Figure record listings
** begin **

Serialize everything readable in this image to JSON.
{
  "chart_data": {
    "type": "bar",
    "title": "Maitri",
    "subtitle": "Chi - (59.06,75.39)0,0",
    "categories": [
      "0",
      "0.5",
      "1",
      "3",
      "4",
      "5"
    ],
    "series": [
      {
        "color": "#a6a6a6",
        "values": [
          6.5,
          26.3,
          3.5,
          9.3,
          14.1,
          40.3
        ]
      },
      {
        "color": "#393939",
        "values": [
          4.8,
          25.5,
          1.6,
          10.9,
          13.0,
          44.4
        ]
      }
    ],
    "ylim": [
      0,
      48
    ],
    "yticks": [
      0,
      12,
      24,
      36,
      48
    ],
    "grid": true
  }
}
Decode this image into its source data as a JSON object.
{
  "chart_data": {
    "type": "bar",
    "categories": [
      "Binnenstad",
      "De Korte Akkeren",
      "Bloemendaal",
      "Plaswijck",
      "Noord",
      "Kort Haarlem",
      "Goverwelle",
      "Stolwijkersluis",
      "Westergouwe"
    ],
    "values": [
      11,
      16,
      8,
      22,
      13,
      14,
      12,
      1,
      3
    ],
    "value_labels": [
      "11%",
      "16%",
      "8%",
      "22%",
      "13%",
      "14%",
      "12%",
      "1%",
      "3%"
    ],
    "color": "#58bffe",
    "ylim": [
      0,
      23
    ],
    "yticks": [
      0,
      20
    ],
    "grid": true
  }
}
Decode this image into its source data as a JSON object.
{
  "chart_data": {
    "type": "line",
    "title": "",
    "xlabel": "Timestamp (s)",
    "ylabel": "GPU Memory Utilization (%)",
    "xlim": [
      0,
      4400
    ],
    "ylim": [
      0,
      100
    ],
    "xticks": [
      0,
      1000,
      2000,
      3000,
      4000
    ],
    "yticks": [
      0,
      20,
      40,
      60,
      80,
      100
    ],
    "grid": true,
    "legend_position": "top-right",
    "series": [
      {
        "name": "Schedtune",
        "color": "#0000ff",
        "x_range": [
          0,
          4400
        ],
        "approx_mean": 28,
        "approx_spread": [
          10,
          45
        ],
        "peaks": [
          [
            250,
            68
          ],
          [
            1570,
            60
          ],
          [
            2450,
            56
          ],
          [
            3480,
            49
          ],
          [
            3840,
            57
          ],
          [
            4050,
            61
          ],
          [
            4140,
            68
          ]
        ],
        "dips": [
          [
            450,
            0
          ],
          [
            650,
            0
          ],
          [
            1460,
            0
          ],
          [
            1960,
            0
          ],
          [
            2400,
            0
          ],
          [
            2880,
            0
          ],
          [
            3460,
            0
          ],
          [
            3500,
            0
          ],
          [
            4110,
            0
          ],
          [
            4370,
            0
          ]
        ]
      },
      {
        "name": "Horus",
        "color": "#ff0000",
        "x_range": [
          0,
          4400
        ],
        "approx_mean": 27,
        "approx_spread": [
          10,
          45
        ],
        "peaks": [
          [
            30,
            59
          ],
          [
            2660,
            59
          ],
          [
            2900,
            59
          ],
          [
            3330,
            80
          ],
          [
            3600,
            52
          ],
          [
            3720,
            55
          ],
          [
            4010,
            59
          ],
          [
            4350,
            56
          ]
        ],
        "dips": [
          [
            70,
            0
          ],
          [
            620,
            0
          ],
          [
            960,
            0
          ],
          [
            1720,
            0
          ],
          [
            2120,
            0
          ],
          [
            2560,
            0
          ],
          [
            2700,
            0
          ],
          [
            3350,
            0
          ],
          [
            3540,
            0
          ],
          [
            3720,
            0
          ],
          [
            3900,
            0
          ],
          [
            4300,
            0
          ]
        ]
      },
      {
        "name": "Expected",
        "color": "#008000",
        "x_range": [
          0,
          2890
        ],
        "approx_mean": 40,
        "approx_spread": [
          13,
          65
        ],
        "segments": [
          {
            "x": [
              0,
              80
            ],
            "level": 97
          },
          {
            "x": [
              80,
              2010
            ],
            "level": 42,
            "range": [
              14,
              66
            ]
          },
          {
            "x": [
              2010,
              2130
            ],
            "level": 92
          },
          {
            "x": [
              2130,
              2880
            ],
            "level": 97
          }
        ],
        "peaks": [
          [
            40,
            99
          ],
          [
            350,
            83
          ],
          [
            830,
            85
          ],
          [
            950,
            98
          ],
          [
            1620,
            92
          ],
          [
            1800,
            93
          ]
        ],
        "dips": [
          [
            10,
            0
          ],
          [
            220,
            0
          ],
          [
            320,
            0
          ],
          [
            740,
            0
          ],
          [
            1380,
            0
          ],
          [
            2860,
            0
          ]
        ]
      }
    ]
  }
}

** end **

▸ **TASK**
Retype the whole listing above exactly.

▸ **SOLUTION**
Serialize everything readable in this image to JSON.
{
  "chart_data": {
    "type": "bar",
    "title": "Maitri",
    "subtitle": "Chi - (59.06,75.39)0,0",
    "categories": [
      "0",
      "0.5",
      "1",
      "3",
      "4",
      "5"
    ],
    "series": [
      {
        "color": "#a6a6a6",
        "values": [
          6.5,
          26.3,
          3.5,
          9.3,
          14.1,
          40.3
        ]
      },
      {
        "color": "#393939",
        "values": [
          4.8,
          25.5,
          1.6,
          10.9,
          13.0,
          44.4
        ]
      }
    ],
    "ylim": [
      0,
      48
    ],
    "yticks": [
      0,
      12,
      24,
      36,
      48
    ],
    "grid": true
  }
}
Decode this image into its source data as a JSON object.
{
  "chart_data": {
    "type": "bar",
    "categories": [
      "Binnenstad",
      "De Korte Akkeren",
      "Bloemendaal",
      "Plaswijck",
      "Noord",
      "Kort Haarlem",
      "Goverwelle",
      "Stolwijkersluis",
      "Westergouwe"
    ],
    "values": [
      11,
      16,
      8,
      22,
      13,
      14,
      12,
      1,
      3
    ],
    "value_labels": [
      "11%",
      "16%",
      "8%",
      "22%",
      "13%",
      "14%",
      "12%",
      "1%",
      "3%"
    ],
    "color": "#58bffe",
    "ylim": [
      0,
      23
    ],
    "yticks": [
      0,
      20
    ],
    "grid": true
  }
}
Decode this image into its source data as a JSON object.
{
  "chart_data": {
    "type": "line",
    "title": "",
    "xlabel": "Timestamp (s)",
    "ylabel": "GPU Memory Utilization (%)",
    "xlim": [
      0,
      4400
    ],
    "ylim": [
      0,
      100
    ],
    "xticks": [
      0,
      1000,
      2000,
      3000,
      4000
    ],
    "yticks": [
      0,
      20,
      40,
      60,
      80,
      100
    ],
    "grid": true,
    "legend_position": "top-right",
    "series": [
      {
        "name": "Schedtune",
        "color": "#0000ff",
        "x_range": [
          0,
          4400
        ],
        "approx_mean": 28,
        "approx_spread": [
          10,
          45
        ],
        "peaks": [
          [
            250,
            68
          ],
          [
            1570,
            60
          ],
          [
            2450,
            56
          ],
          [
            3480,
            49
          ],
          [
            3840,
            57
          ],
          [
            4050,
            61
          ],
          [
            4140,
            68
          ]
        ],
        "dips": [
          [
            450,
            0
          ],
          [
            650,
            0
          ],
          [
            1460,
            0
          ],
          [
            1960,
            0
          ],
          [
            2400,
            0
          ],
          [
            2880,
            0
          ],
          [
            3460,
            0
          ],
          [
            3500,
            0
          ],
          [
            4110,
            0
          ],
          [
            4370,
            0
          ]
        ]
      },
      {
        "name": "Horus",
        "color": "#ff0000",
        "x_range": [
          0,
          4400
        ],
        "approx_mean": 27,
        "approx_spread": [
          10,
          45
        ],
        "peaks": [
          [
            30,
            59
          ],
          [
            2660,
            59
          ],
          [
            2900,
            59
          ],
          [
            3330,
            80
          ],
          [
            3600,
            52
          ],
          [
            3720,
            55
          ],
          [
            4010,
            59
          ],
          [
            4350,
            56
          ]
        ],
        "dips": [
          [
            70,
            0
          ],
          [
            620,
            0
          ],
          [
            960,
            0
          ],
          [
            1720,
            0
          ],
          [
            2120,
            0
          ],
          [
            2560,
            0
          ],
          [
            2700,
            0
          ],
          [
            3350,
            0
          ],
          [
            3540,
            0
          ],
          [
            3720,
            0
          ],
          [
            3900,
            0
          ],
          [
            4300,
            0
          ]
        ]
      },
      {
        "name": "Expected",
        "color": "#008000",
        "x_range": [
          0,
          2890
        ],
        "approx_mean": 40,
        "approx_spread": [
          13,
          65
        ],
        "segments": [
          {
            "x": [
              0,
              80
            ],
            "level": 97
          },
          {
            "x": [
              80,
              2010
            ],
            "level": 42,
            "range": [
              14,
              66
            ]
          },
          {
            "x": [
              2010,
              2130
            ],
            "level": 92
          },
          {
            "x": [
              2130,
              2880
            ],
            "level": 97
          }
        ],
        "peaks": [
          [
            40,
            99
          ],
          [
            350,
            83
          ],
          [
            830,
            85
          ],
          [
            950,
            98
          ],
          [
            1620,
            92
          ],
          [
            1800,
            93
          ]
        ],
        "dips": [
          [
            10,
            0
          ],
          [
            220,
            0
          ],
          [
            320,
            0
          ],
          [
            740,
            0
          ],
          [
            1380,
            0
          ],
          [
            2860,
            0
          ]
        ]
      }
    ]
  }
}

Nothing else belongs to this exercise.